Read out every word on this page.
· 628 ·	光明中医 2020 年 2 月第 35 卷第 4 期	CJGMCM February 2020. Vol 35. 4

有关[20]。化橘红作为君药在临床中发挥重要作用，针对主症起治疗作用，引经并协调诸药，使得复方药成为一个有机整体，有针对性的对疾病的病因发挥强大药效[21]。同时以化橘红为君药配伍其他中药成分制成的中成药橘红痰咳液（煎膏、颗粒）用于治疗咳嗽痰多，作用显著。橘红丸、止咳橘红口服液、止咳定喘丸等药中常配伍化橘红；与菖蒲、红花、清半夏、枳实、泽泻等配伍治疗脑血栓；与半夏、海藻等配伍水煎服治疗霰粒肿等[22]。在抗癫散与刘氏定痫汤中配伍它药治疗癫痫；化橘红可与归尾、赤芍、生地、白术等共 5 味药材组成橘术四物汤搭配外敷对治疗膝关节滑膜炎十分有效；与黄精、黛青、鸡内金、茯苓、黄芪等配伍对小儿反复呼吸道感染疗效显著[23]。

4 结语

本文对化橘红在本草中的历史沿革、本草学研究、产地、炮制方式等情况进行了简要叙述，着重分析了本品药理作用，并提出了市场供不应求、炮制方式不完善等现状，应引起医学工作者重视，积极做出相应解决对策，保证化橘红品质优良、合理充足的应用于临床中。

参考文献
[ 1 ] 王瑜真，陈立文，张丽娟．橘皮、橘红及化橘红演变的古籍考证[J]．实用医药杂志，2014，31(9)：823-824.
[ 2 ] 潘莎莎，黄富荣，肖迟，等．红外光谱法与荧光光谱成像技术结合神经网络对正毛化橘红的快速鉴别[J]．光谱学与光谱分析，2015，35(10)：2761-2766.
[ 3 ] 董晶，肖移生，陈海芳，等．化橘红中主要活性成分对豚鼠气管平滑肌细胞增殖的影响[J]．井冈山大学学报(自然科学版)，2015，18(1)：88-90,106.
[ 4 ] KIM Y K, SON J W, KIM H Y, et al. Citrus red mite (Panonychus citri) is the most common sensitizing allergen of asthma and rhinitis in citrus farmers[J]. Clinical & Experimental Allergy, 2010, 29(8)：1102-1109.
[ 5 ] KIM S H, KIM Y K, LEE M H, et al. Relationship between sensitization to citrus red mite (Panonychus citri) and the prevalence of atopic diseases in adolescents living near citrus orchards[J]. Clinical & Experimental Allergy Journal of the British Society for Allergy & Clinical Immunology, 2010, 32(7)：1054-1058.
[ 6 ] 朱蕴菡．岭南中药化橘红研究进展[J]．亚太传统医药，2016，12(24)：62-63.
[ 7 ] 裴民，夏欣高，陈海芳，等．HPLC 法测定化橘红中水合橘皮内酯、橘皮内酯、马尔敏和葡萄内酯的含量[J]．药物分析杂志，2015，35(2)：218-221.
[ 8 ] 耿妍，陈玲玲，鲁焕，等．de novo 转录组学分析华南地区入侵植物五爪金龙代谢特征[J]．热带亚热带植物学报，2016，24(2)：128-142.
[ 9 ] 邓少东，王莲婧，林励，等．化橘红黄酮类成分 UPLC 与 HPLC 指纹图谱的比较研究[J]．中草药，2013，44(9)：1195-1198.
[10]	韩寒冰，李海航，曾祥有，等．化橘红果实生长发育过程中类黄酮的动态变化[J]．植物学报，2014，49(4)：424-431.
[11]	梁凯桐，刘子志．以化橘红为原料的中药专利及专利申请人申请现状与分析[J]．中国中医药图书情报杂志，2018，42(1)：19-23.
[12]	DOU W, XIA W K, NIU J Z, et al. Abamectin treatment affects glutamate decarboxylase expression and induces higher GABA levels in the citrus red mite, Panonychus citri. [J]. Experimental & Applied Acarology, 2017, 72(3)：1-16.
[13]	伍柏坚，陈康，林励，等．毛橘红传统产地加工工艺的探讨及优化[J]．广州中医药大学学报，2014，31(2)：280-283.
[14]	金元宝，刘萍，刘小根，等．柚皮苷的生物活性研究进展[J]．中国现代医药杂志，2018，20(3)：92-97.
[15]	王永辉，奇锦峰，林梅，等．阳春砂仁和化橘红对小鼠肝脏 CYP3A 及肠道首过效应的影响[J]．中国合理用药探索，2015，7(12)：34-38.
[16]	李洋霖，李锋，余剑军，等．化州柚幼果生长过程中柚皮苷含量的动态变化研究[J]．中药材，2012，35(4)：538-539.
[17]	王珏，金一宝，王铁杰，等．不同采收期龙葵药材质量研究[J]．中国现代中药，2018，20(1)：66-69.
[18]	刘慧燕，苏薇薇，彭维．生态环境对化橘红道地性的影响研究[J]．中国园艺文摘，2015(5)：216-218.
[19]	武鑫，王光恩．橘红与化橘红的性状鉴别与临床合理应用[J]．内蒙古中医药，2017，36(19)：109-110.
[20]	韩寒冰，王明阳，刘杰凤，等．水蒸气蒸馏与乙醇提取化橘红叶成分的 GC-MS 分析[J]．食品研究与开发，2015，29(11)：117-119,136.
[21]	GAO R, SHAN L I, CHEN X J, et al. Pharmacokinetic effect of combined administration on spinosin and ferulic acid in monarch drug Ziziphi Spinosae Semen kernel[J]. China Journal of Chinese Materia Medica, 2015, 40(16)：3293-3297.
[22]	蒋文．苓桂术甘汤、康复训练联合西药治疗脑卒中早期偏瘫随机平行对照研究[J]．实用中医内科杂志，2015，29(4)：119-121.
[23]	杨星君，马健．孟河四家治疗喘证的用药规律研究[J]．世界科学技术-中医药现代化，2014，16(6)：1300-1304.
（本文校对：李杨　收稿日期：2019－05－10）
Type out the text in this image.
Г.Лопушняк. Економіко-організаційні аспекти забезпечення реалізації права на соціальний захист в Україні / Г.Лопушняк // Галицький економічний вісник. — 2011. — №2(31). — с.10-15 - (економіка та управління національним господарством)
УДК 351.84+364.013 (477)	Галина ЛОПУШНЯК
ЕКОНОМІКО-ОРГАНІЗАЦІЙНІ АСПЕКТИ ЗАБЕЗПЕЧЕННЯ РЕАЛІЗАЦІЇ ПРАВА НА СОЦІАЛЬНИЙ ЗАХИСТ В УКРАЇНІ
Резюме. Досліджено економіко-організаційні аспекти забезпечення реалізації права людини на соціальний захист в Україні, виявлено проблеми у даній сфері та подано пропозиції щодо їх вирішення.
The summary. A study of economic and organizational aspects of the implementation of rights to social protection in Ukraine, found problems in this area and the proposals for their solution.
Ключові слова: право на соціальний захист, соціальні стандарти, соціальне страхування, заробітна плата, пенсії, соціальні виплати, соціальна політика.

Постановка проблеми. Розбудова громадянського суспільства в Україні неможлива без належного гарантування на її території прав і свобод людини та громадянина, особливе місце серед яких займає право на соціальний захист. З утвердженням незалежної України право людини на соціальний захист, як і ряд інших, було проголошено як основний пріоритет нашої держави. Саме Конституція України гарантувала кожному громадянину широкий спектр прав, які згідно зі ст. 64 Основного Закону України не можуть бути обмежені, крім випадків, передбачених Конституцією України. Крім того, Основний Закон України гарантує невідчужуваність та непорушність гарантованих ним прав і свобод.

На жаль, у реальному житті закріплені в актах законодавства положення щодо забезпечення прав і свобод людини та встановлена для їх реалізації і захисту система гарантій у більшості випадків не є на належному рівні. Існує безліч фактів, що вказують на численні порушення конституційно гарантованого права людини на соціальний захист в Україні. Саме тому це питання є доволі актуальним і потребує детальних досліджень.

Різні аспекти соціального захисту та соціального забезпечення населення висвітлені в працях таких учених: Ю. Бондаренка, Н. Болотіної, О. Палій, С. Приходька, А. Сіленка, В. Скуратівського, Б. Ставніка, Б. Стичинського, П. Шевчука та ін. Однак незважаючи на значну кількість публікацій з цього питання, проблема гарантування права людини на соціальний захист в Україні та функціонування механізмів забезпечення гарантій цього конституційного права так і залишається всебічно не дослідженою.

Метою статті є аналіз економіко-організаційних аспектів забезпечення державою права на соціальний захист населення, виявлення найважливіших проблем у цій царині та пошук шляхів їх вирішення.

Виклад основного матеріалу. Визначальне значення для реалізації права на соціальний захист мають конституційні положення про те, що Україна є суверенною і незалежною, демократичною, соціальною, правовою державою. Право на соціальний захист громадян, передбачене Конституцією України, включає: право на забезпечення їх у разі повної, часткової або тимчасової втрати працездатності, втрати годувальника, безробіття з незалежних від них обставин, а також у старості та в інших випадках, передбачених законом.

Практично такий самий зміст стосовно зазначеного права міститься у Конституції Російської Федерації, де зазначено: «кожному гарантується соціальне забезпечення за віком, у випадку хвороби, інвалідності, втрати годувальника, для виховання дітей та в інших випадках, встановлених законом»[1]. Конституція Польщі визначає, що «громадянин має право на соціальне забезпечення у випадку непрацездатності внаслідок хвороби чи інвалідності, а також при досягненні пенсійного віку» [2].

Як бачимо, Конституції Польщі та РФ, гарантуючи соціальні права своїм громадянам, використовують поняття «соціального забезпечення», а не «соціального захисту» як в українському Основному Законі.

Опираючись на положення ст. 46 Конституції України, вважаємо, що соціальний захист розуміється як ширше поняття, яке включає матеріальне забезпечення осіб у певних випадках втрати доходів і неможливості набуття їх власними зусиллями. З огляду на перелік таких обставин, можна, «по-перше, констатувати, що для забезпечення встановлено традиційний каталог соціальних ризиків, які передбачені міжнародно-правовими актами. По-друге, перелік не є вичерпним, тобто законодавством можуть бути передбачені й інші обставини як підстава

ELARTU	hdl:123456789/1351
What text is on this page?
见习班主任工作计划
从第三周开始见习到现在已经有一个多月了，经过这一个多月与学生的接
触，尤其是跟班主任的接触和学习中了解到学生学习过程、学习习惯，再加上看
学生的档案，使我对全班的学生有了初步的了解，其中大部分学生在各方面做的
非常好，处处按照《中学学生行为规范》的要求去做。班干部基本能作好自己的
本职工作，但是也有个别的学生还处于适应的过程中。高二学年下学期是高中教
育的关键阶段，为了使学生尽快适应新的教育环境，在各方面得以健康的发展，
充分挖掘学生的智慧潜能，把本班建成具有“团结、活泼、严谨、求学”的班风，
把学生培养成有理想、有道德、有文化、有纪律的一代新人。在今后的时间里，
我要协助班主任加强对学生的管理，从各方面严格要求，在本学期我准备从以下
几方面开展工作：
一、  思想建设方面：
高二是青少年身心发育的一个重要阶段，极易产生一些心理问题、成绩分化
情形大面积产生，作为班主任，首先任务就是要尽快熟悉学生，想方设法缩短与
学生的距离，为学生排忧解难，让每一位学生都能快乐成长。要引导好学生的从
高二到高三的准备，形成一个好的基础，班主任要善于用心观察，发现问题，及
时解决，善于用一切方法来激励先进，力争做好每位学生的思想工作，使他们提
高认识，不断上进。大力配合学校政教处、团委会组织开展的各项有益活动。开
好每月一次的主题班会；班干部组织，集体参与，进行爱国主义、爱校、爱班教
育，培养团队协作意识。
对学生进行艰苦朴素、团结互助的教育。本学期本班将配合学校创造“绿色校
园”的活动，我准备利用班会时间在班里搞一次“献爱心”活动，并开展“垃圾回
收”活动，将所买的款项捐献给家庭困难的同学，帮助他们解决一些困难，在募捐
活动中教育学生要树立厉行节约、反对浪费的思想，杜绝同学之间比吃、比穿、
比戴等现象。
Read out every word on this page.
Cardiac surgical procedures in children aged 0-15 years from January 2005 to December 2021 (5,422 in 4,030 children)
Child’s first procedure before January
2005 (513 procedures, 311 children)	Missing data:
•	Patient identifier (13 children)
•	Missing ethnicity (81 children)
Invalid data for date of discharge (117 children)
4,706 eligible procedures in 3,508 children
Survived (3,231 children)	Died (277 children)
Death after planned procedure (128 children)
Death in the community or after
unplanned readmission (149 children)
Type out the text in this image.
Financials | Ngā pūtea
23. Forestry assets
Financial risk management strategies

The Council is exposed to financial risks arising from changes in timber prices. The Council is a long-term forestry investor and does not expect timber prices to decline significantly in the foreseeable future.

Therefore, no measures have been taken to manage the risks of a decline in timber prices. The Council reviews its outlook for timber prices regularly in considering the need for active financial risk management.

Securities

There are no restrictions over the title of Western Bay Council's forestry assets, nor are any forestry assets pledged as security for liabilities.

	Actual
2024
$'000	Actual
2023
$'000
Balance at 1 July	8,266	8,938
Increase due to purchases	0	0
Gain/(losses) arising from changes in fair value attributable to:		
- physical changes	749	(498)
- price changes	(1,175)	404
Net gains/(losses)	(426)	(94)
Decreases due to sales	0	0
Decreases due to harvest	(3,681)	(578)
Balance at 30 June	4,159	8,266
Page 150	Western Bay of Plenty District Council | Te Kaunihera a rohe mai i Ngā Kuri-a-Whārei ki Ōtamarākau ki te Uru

......

→ EXERCISE: Give the count of lines in the records that contain "Decreases", and no other text.

→ ANSWER BELOW: 2